▶ _Exercise goal_: Report the count of lines below in which the string "случае" occurs; include nothing else.

══ Given information ══

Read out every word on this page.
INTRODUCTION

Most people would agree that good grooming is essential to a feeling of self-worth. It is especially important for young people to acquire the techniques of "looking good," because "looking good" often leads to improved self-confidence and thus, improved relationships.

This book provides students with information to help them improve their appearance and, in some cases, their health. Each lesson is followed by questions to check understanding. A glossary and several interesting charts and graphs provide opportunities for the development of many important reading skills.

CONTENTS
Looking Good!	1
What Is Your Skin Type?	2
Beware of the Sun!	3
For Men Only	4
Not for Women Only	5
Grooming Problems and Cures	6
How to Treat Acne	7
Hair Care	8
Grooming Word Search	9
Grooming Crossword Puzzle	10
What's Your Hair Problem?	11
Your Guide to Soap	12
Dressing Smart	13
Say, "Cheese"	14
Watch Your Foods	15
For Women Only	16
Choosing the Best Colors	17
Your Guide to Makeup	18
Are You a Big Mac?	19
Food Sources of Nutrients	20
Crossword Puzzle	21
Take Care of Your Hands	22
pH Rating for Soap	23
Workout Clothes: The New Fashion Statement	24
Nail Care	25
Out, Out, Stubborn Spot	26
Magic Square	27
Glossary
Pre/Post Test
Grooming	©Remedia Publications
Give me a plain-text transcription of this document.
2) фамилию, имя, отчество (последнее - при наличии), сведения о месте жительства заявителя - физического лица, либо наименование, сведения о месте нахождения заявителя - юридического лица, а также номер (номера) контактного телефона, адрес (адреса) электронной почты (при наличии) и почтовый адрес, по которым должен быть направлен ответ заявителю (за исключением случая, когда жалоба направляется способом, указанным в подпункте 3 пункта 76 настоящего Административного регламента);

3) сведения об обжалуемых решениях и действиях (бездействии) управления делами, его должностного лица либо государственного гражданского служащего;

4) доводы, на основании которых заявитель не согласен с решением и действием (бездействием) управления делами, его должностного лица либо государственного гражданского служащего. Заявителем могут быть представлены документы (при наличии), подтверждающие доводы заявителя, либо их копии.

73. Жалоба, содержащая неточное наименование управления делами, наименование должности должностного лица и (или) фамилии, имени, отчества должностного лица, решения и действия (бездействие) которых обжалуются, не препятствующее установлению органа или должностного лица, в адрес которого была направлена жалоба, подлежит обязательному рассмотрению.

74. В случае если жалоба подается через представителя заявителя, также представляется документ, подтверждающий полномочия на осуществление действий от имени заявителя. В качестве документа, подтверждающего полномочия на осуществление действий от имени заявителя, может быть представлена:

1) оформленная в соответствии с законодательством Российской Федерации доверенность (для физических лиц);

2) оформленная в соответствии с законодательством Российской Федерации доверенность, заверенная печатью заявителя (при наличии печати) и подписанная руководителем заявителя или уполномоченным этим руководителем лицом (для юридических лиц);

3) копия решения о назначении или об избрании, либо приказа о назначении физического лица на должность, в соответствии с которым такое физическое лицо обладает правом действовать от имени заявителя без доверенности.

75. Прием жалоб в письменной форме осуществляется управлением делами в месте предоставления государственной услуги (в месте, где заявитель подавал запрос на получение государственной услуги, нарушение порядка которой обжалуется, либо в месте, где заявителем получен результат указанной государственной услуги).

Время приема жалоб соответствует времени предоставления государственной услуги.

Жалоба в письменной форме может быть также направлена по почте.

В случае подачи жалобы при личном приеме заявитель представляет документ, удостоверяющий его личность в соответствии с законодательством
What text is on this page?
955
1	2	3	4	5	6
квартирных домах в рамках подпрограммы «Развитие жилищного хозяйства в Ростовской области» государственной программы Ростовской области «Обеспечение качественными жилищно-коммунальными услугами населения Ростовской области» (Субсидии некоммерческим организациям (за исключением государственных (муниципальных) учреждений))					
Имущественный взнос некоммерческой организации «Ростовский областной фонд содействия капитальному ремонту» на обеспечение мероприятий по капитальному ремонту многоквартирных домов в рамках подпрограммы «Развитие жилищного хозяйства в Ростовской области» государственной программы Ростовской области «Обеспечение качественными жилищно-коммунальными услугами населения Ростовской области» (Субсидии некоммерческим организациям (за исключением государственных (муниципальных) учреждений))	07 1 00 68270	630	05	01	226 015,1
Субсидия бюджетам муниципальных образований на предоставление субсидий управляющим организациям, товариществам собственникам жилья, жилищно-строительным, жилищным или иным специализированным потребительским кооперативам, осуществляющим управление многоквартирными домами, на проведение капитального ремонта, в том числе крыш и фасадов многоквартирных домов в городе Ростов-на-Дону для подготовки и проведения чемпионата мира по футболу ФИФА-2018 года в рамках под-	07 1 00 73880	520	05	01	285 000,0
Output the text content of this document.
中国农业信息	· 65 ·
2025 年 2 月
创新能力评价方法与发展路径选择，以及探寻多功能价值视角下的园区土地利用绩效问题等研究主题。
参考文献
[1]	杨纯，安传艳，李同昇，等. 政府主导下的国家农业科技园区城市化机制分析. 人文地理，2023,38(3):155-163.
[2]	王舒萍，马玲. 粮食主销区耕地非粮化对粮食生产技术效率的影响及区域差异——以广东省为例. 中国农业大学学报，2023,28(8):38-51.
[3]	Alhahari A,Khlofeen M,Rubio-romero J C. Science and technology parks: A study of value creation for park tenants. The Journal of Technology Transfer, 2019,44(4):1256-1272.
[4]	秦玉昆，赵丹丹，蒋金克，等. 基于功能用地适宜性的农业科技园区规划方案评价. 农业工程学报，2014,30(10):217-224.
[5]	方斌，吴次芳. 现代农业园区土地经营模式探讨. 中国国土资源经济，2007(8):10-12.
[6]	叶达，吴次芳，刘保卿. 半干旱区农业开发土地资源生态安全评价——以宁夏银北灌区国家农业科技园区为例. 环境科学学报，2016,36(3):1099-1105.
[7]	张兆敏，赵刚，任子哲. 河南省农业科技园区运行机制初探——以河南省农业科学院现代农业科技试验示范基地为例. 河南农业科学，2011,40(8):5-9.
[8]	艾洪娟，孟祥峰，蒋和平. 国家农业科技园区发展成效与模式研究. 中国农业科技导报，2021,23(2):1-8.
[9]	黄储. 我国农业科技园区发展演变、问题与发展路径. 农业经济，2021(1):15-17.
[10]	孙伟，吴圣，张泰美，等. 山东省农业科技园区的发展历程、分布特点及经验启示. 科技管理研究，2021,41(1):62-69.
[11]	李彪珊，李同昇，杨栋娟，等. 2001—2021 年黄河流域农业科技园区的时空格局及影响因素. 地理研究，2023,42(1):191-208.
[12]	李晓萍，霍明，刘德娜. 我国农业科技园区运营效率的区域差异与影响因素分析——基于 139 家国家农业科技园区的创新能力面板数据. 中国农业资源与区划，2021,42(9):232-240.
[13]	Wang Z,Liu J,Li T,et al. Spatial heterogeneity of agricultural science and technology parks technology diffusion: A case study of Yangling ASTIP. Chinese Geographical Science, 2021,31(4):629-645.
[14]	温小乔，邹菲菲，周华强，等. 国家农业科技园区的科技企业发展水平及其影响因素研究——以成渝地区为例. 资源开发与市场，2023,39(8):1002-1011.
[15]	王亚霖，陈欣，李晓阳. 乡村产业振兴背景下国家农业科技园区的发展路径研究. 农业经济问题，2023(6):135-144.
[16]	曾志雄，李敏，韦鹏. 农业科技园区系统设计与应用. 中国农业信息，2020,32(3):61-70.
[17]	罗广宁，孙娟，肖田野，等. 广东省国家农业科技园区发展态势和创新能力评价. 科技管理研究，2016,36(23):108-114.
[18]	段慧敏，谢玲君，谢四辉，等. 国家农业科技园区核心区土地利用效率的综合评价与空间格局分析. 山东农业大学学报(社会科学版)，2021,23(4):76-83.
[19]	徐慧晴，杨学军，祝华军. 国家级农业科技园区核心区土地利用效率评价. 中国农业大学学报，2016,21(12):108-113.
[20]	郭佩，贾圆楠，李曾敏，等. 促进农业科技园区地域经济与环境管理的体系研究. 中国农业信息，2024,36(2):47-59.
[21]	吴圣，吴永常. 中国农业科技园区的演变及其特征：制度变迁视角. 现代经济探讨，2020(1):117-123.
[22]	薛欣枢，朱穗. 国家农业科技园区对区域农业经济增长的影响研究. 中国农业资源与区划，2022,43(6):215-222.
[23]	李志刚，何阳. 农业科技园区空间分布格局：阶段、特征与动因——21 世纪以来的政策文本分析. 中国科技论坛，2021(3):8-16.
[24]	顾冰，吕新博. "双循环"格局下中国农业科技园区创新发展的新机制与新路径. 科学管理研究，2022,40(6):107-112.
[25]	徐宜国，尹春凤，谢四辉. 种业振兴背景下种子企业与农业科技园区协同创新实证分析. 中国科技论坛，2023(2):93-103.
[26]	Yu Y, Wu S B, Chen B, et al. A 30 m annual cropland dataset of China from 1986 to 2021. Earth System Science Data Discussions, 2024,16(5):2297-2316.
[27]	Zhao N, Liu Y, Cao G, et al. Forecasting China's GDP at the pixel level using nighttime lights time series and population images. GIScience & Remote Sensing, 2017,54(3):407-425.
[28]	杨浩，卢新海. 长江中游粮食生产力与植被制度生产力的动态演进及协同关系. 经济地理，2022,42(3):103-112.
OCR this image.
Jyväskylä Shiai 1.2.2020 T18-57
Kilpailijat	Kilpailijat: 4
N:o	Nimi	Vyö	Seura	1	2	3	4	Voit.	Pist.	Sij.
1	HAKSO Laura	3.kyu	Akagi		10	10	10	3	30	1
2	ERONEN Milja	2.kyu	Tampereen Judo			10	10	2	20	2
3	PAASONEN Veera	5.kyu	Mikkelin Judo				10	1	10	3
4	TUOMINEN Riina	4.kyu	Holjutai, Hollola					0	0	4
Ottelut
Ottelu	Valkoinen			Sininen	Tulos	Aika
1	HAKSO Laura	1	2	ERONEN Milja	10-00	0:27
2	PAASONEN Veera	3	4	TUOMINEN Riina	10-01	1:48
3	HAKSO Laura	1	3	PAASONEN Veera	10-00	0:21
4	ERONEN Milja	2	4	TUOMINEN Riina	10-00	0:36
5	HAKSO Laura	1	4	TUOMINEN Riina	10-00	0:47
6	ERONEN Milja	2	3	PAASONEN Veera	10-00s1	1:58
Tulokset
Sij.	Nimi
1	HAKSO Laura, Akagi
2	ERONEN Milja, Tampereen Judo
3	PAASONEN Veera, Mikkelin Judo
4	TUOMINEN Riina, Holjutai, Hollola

═══

▶ _Expected output_: 2